■ **Records to use**:
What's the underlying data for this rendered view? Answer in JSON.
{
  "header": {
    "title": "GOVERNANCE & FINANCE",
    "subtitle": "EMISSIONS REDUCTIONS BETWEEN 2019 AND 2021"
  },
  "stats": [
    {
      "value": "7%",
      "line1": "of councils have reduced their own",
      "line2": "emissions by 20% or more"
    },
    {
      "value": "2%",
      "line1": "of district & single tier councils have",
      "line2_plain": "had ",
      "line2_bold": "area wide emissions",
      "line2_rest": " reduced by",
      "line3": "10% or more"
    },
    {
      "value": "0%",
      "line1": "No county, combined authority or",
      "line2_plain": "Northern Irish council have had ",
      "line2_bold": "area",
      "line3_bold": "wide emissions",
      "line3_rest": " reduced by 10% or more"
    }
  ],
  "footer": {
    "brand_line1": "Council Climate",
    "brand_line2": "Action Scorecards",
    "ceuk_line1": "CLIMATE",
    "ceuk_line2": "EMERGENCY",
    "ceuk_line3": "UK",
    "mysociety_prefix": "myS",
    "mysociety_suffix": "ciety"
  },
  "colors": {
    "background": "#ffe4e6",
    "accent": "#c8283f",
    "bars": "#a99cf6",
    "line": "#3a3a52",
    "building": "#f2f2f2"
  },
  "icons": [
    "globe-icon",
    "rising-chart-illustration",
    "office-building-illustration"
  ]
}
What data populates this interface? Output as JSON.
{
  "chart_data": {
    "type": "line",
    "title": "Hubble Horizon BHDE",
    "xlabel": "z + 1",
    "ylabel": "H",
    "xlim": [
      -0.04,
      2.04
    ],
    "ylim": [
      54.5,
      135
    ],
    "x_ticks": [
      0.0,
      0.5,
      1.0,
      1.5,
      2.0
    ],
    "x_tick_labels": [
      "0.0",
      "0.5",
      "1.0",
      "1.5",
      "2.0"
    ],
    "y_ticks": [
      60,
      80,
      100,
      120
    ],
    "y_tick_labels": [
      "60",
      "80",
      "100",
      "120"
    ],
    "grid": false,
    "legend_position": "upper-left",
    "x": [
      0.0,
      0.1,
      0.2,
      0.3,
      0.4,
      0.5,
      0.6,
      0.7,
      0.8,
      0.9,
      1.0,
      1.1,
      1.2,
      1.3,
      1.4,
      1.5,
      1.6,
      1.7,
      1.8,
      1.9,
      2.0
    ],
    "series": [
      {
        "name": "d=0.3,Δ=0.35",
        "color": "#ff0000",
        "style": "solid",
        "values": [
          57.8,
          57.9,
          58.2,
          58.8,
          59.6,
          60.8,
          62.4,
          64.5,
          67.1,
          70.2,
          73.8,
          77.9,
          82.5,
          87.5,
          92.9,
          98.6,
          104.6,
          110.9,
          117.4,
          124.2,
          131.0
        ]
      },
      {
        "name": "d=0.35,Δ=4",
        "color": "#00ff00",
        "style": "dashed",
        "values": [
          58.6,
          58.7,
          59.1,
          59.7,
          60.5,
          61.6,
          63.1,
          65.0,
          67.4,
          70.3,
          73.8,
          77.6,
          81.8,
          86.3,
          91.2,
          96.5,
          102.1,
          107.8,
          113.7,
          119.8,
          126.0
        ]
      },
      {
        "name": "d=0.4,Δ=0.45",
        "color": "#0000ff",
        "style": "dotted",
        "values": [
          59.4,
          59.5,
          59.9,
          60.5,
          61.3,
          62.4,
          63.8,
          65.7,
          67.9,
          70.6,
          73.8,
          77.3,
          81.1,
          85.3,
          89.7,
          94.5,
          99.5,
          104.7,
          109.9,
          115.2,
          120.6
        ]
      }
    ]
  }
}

■ **Prompt**: From the listing above, collect every line that mentions the word "have".

■ **Expected output**:
      "line1": "of councils have reduced their own",
      "line1": "of district & single tier councils have",
      "line2_plain": "Northern Irish council have had ",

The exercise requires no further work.